What needs to be done → Images appear in the records below; leave them out and repeat everything else exactly.

───── Listed entries

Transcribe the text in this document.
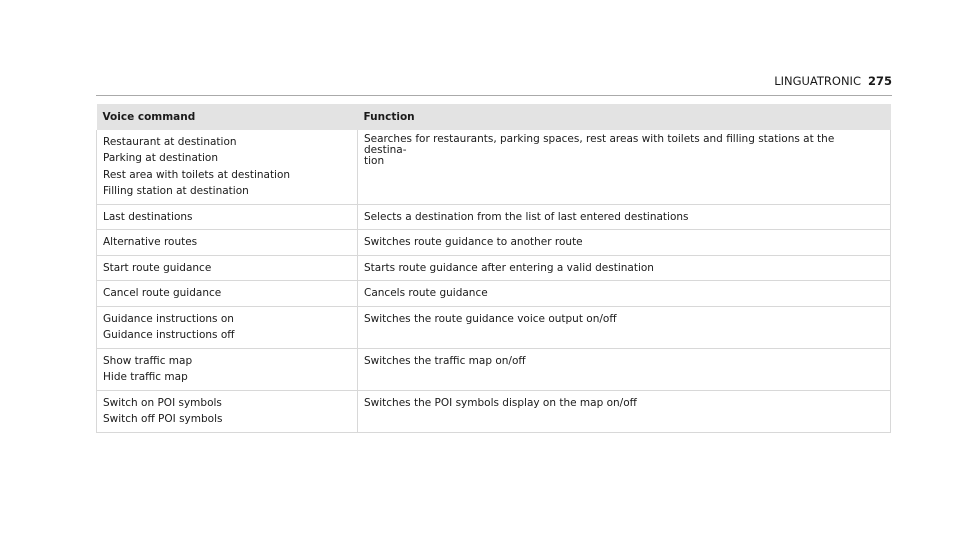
LINGUATRONIC 275
Voice command	Function

Restaurant at destination
Parking at destination
Rest area with toilets at destination
Filling station at destination	Searches for restaurants, parking spaces, rest areas with toilets and filling stations at the destina-
tion

Last destinations	Selects a destination from the list of last entered destinations

Alternative routes	Switches route guidance to another route

Start route guidance	Starts route guidance after entering a valid destination

Cancel route guidance	Cancels route guidance

Guidance instructions on
Guidance instructions off	Switches the route guidance voice output on/off

Show traffic map
Hide traffic map	Switches the traffic map on/off

Switch on POI symbols
Switch off POI symbols	Switches the POI symbols display on the map on/off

──────────

Response to this exercise →
Transcribe the text in this document.
LINGUATRONIC 275
Voice command	Function

Restaurant at destination
Parking at destination
Rest area with toilets at destination
Filling station at destination	Searches for restaurants, parking spaces, rest areas with toilets and filling stations at the destina-
tion

Last destinations	Selects a destination from the list of last entered destinations

Alternative routes	Switches route guidance to another route

Start route guidance	Starts route guidance after entering a valid destination

Cancel route guidance	Cancels route guidance

Guidance instructions on
Guidance instructions off	Switches the route guidance voice output on/off

Show traffic map
Hide traffic map	Switches the traffic map on/off

Switch on POI symbols
Switch off POI symbols	Switches the POI symbols display on the map on/off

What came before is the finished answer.